Records from a collection:
[start]

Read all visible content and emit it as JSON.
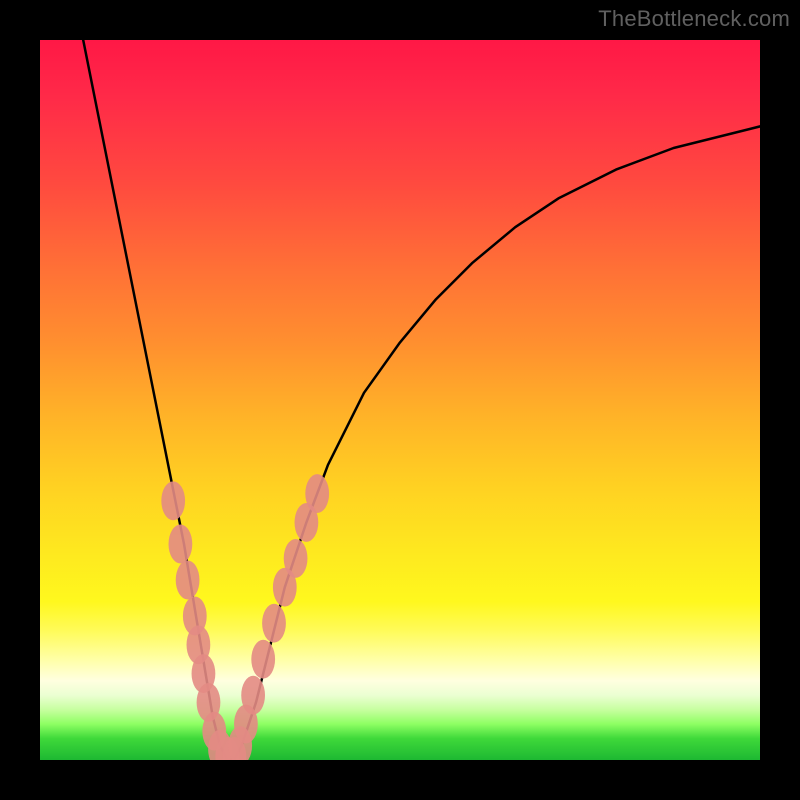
{
  "watermark": "TheBottleneck.com",
  "chart_data": {
    "type": "line",
    "title": "",
    "xlabel": "",
    "ylabel": "",
    "xlim": [
      0,
      100
    ],
    "ylim": [
      0,
      100
    ],
    "legend": false,
    "grid": false,
    "background_gradient": {
      "direction": "vertical",
      "stops": [
        {
          "pos": 0,
          "color": "#ff1846"
        },
        {
          "pos": 20,
          "color": "#ff4a3f"
        },
        {
          "pos": 42,
          "color": "#ff8f2f"
        },
        {
          "pos": 62,
          "color": "#ffd122"
        },
        {
          "pos": 82,
          "color": "#fffb59"
        },
        {
          "pos": 90,
          "color": "#ffffe0"
        },
        {
          "pos": 95,
          "color": "#8eff63"
        },
        {
          "pos": 100,
          "color": "#1db832"
        }
      ]
    },
    "series": [
      {
        "name": "bottleneck-curve",
        "color": "#000000",
        "x": [
          6,
          8,
          10,
          12,
          14,
          16,
          18,
          20,
          21,
          22,
          23,
          24,
          25,
          26,
          27,
          28,
          30,
          32,
          34,
          37,
          40,
          45,
          50,
          55,
          60,
          66,
          72,
          80,
          88,
          96,
          100
        ],
        "y": [
          100,
          90,
          80,
          70,
          60,
          50,
          40,
          30,
          24,
          18,
          12,
          6,
          2,
          0,
          0,
          2,
          8,
          16,
          24,
          33,
          41,
          51,
          58,
          64,
          69,
          74,
          78,
          82,
          85,
          87,
          88
        ]
      }
    ],
    "markers": [
      {
        "name": "highlight-dots",
        "color": "#e38b84",
        "radius": 3.0,
        "points": [
          {
            "x": 18.5,
            "y": 36
          },
          {
            "x": 19.5,
            "y": 30
          },
          {
            "x": 20.5,
            "y": 25
          },
          {
            "x": 21.5,
            "y": 20
          },
          {
            "x": 22.0,
            "y": 16
          },
          {
            "x": 22.7,
            "y": 12
          },
          {
            "x": 23.4,
            "y": 8
          },
          {
            "x": 24.2,
            "y": 4
          },
          {
            "x": 25.0,
            "y": 1.5
          },
          {
            "x": 26.0,
            "y": 0.5
          },
          {
            "x": 27.0,
            "y": 0.5
          },
          {
            "x": 27.8,
            "y": 2
          },
          {
            "x": 28.6,
            "y": 5
          },
          {
            "x": 29.6,
            "y": 9
          },
          {
            "x": 31.0,
            "y": 14
          },
          {
            "x": 32.5,
            "y": 19
          },
          {
            "x": 34.0,
            "y": 24
          },
          {
            "x": 35.5,
            "y": 28
          },
          {
            "x": 37.0,
            "y": 33
          },
          {
            "x": 38.5,
            "y": 37
          }
        ]
      }
    ]
  }
}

[end]

◆ **Written request**
Copy each line of the listing in which the word "color" can be found.

◆ **Full solution**
          "color": "#ff1846"
          "color": "#ff4a3f"
          "color": "#ff8f2f"
          "color": "#ffd122"
          "color": "#fffb59"
          "color": "#ffffe0"
          "color": "#8eff63"
          "color": "#1db832"
        "color": "#000000",
        "color": "#e38b84",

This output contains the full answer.